--- DATA SHOWN ---
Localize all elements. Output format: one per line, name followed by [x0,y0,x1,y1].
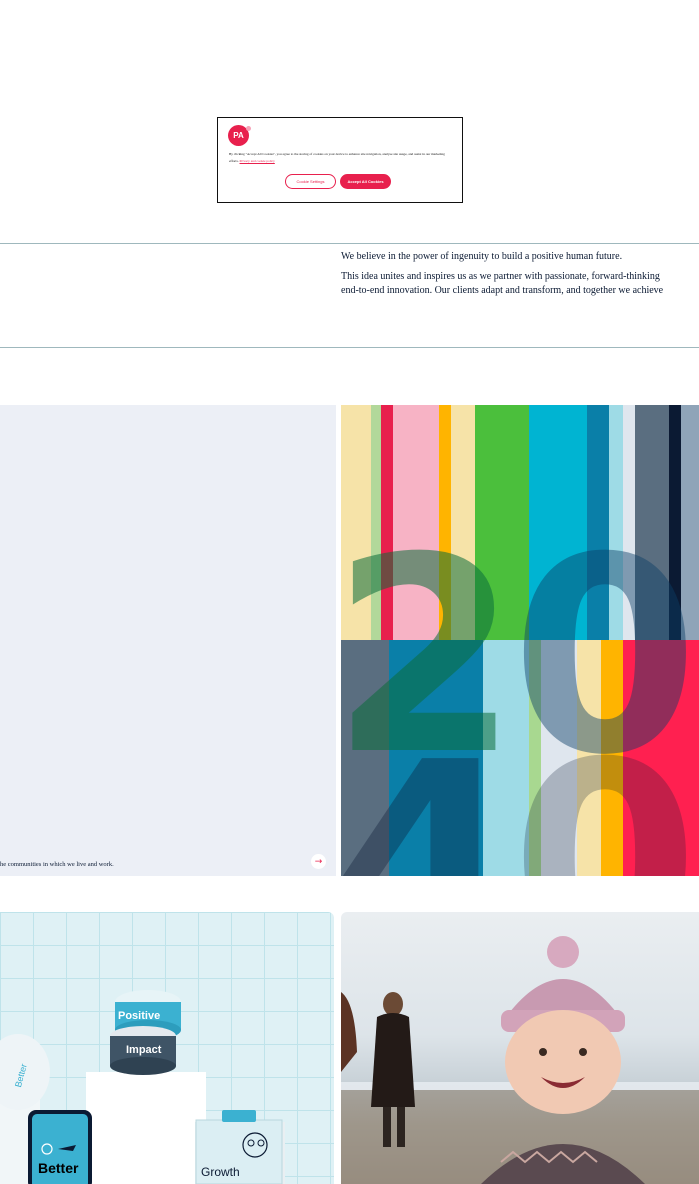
feature-card-caption: he communities in which we live and work… [0,861,114,868]
accept-all-cookies-button[interactable]: Accept All Cookies [340,174,391,189]
intro-line-3: end-to-end innovation. Our clients adapt… [341,285,664,296]
privacy-policy-link[interactable]: Privacy and cookie policy [240,159,275,163]
beach-photo [341,936,699,1184]
stripe-graphic-card[interactable]: 2 0 4 0 [341,405,699,876]
intro-line-1: We believe in the power of ingenuity to … [341,251,623,262]
intro-line-2: This idea unites and inspires us as we p… [341,271,660,282]
product-card[interactable]: Positive Impact Better Better Growth [0,912,334,1184]
product-illustration: Positive Impact Better Better Growth [0,990,285,1184]
phone: Better [28,1110,92,1184]
partial-figure [341,992,357,1072]
growth-box: Growth [195,1110,283,1184]
pedestal [86,1072,206,1184]
digit-0-bottom: 0 [511,704,699,876]
logo-dot [246,126,251,131]
box-label: Growth [201,1165,240,1179]
year-digits-bottom: 4 0 [341,704,699,876]
cookie-banner: PA By clicking "Accept All Cookies", you… [217,117,463,203]
jar-label-impact: Impact [126,1044,162,1056]
cookie-message: By clicking "Accept All Cookies", you ag… [229,151,455,165]
photo-card[interactable] [341,912,699,1184]
digit-4: 4 [341,704,519,876]
arrow-right-icon[interactable]: → [311,854,326,869]
cookie-settings-button[interactable]: Cookie Settings [285,174,336,189]
feature-card[interactable]: he communities in which we live and work… [0,405,336,876]
divider-bottom [0,347,699,348]
jar-label-positive: Positive [118,1010,160,1022]
stripe-graphic: 2 0 4 0 [341,405,699,876]
phone-label: Better [38,1160,79,1176]
impact-jar: Impact [110,1026,176,1075]
intro-text: We believe in the power of ingenuity to … [341,250,699,298]
divider-top [0,243,699,244]
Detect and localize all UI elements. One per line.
---
EXERCISE: Reproduce every line of the items above verbatim, and leave the pictures out of your answer.

SOLUTION TO THE EXERCISE:
Localize all elements. Output format: one per line, name followed by [x0,y0,x1,y1].
feature-card-caption: he communities in which we live and work… [0,861,114,868]
accept-all-cookies-button[interactable]: Accept All Cookies [340,174,391,189]
intro-line-3: end-to-end innovation. Our clients adapt… [341,285,664,296]
privacy-policy-link[interactable]: Privacy and cookie policy [240,159,275,163]
beach-photo [341,936,699,1184]
stripe-graphic-card[interactable]: 2 0 4 0 [341,405,699,876]
intro-line-1: We believe in the power of ingenuity to … [341,251,623,262]
intro-line-2: This idea unites and inspires us as we p… [341,271,660,282]
product-card[interactable]: Positive Impact Better Better Growth [0,912,334,1184]
product-illustration: Positive Impact Better Better Growth [0,990,285,1184]
phone: Better [28,1110,92,1184]
partial-figure [341,992,357,1072]
growth-box: Growth [195,1110,283,1184]
pedestal [86,1072,206,1184]
digit-0-bottom: 0 [511,704,699,876]
logo-dot [246,126,251,131]
box-label: Growth [201,1165,240,1179]
year-digits-bottom: 4 0 [341,704,699,876]
cookie-banner: PA By clicking "Accept All Cookies", you… [217,117,463,203]
jar-label-impact: Impact [126,1044,162,1056]
cookie-message: By clicking "Accept All Cookies", you ag… [229,151,455,165]
photo-card[interactable] [341,912,699,1184]
digit-4: 4 [341,704,519,876]
arrow-right-icon[interactable]: → [311,854,326,869]
cookie-settings-button[interactable]: Cookie Settings [285,174,336,189]
feature-card[interactable]: he communities in which we live and work… [0,405,336,876]
divider-bottom [0,347,699,348]
jar-label-positive: Positive [118,1010,160,1022]
stripe-graphic: 2 0 4 0 [341,405,699,876]
phone-label: Better [38,1160,79,1176]
impact-jar: Impact [110,1026,176,1075]
intro-text: We believe in the power of ingenuity to … [341,250,699,298]
divider-top [0,243,699,244]
Detect and localize all UI elements. One per line.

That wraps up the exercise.